##### Task input #####

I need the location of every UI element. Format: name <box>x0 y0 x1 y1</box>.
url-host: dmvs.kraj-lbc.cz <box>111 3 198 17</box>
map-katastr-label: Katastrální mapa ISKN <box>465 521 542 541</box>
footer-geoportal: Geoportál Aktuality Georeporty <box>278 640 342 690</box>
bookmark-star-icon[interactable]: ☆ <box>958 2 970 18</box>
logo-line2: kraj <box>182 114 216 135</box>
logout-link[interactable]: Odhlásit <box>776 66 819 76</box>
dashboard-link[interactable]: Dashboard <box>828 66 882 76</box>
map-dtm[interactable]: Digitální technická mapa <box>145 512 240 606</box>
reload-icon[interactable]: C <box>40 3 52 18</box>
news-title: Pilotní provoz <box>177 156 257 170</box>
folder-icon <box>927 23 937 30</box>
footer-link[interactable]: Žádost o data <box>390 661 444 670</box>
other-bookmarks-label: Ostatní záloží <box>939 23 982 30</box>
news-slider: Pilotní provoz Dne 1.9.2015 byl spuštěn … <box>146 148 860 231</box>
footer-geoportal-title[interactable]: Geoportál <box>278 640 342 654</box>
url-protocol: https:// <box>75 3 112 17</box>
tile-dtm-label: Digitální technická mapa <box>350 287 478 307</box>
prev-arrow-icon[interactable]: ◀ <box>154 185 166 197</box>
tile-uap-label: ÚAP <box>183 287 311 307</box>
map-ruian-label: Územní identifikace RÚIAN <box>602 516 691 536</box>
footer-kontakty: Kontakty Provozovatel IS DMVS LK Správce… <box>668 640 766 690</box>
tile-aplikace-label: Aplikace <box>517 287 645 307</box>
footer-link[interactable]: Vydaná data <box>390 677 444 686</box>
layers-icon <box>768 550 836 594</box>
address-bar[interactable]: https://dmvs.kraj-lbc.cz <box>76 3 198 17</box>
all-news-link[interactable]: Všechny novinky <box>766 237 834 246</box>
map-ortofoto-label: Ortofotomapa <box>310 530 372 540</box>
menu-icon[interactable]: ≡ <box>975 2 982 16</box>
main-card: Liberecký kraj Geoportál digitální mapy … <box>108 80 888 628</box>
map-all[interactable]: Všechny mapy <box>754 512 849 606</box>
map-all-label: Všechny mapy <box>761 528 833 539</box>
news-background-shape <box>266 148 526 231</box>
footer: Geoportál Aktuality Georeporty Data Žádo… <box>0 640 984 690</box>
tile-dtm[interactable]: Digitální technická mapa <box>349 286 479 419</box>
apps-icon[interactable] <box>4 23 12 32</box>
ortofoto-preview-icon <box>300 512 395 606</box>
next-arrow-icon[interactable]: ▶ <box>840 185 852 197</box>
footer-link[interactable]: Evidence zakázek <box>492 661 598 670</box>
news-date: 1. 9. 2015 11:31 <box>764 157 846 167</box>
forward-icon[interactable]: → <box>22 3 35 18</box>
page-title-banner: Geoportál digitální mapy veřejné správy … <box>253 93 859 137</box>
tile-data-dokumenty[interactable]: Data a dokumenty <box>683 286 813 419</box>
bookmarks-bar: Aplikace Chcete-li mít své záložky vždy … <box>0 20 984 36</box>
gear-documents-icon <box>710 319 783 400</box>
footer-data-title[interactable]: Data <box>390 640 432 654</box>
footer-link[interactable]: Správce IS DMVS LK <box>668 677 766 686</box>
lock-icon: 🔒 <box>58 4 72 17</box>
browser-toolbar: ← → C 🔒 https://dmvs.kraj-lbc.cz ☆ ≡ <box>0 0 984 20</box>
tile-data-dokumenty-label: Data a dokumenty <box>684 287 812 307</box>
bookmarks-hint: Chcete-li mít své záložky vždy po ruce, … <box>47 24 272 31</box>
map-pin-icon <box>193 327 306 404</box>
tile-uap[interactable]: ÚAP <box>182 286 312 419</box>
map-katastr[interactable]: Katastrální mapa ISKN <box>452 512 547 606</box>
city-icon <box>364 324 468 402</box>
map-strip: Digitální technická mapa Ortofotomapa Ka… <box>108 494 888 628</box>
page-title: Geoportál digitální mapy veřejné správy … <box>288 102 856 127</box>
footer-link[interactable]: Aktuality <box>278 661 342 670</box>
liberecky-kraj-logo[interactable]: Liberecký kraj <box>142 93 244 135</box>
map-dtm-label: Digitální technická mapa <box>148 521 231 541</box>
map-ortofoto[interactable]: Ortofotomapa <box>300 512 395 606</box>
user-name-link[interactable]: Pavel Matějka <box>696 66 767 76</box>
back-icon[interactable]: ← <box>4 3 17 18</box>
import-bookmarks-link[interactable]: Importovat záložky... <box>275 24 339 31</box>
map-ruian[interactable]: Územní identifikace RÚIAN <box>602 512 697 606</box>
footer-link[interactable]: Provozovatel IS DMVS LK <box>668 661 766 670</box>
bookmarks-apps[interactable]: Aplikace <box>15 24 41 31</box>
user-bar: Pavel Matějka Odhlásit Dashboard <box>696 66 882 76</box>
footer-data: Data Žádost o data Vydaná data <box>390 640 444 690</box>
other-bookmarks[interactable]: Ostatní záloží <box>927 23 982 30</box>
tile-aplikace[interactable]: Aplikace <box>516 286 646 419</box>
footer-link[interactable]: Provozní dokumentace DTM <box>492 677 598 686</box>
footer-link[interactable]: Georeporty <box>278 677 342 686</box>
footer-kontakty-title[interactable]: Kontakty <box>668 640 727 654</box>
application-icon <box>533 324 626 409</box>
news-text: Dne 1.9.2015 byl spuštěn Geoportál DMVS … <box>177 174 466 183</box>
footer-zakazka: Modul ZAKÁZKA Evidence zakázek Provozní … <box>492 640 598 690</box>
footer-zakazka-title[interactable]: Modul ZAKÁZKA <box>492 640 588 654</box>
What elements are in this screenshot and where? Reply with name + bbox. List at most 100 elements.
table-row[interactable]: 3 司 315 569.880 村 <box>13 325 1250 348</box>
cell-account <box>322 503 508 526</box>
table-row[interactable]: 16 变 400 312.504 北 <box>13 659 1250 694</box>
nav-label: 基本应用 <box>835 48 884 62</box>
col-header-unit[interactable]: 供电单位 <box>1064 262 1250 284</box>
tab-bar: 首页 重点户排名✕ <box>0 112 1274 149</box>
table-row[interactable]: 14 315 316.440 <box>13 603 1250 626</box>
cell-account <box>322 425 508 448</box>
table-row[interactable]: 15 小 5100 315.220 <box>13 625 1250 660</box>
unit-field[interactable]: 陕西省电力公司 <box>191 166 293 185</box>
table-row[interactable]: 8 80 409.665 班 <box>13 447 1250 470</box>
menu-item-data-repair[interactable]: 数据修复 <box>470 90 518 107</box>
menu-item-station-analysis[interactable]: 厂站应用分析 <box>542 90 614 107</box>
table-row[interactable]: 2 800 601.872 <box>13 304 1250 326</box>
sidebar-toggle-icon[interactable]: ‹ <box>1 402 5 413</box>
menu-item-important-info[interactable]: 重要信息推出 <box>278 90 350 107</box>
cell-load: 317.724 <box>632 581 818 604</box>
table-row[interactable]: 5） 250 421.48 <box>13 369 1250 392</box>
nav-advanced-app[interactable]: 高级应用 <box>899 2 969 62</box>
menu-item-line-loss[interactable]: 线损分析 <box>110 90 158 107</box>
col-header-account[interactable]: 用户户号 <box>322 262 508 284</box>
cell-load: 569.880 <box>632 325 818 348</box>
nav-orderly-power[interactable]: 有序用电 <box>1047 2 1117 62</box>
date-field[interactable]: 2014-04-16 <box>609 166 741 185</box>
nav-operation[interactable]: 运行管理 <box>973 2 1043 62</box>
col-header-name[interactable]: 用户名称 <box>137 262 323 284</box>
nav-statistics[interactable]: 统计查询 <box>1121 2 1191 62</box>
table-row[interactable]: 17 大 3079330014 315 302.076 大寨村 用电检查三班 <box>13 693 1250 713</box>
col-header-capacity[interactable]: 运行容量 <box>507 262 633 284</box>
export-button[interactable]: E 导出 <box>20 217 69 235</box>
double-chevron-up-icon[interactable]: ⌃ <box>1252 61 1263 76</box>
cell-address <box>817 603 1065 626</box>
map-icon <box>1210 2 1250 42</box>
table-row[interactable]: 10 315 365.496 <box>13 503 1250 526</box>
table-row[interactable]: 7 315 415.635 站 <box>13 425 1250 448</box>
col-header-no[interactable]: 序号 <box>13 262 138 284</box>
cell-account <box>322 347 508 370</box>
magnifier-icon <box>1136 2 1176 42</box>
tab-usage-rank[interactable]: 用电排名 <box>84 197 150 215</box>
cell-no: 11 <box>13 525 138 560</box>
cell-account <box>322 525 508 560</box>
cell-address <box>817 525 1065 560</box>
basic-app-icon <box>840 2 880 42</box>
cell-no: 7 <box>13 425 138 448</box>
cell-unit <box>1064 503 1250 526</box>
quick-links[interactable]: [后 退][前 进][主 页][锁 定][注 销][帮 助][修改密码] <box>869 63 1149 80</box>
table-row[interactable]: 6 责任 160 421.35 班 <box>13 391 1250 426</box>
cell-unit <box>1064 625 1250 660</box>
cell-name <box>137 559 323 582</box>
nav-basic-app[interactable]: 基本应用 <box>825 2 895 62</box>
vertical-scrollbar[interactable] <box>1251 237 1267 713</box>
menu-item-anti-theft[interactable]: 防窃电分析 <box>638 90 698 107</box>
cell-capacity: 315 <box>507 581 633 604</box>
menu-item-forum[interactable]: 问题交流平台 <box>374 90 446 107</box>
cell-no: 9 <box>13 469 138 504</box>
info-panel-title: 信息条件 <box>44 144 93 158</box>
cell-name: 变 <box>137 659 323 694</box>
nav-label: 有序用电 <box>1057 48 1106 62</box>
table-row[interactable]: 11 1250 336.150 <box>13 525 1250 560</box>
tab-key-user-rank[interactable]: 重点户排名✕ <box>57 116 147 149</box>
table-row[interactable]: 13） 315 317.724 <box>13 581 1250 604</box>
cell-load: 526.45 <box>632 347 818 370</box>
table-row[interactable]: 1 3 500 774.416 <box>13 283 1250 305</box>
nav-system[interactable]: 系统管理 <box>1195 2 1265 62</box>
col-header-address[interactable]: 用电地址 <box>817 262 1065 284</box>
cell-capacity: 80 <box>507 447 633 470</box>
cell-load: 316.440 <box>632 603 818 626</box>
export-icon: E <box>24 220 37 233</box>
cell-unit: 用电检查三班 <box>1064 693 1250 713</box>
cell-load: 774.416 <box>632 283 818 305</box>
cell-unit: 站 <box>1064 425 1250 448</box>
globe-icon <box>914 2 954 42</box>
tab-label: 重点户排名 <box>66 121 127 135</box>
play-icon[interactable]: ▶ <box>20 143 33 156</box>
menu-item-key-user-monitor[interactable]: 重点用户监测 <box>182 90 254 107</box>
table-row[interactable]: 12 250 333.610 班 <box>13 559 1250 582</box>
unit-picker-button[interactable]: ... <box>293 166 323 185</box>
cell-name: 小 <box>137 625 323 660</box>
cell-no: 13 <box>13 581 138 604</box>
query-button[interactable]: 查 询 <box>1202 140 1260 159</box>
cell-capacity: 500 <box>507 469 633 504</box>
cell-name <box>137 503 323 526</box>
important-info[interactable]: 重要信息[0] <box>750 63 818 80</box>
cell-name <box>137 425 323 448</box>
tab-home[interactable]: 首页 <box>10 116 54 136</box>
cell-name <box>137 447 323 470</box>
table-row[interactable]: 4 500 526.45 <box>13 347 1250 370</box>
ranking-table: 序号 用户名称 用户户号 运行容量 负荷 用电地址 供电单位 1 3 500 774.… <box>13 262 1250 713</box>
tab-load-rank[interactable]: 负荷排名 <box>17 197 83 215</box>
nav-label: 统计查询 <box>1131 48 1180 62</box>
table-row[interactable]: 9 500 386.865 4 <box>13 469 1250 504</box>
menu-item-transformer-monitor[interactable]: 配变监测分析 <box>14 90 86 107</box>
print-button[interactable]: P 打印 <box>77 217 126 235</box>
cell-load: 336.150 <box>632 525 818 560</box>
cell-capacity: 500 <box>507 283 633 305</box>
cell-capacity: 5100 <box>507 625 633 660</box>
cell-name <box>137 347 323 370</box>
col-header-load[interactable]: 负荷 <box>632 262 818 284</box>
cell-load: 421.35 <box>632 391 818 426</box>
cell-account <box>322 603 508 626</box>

#####

* Given problem: Rewrite the records from the first line up to and including the line with "map-dtm[interactable]: Digitální technická", changing "Odhlásit" to "Odhlásit se" and leaving everything else unchanged.

* The result:
I need the location of every UI element. Format: name <box>x0 y0 x1 y1</box>.
url-host: dmvs.kraj-lbc.cz <box>111 3 198 17</box>
map-katastr-label: Katastrální mapa ISKN <box>465 521 542 541</box>
footer-geoportal: Geoportál Aktuality Georeporty <box>278 640 342 690</box>
bookmark-star-icon[interactable]: ☆ <box>958 2 970 18</box>
logo-line2: kraj <box>182 114 216 135</box>
logout-link[interactable]: Odhlásit se <box>776 66 819 76</box>
dashboard-link[interactable]: Dashboard <box>828 66 882 76</box>
map-dtm[interactable]: Digitální technická mapa <box>145 512 240 606</box>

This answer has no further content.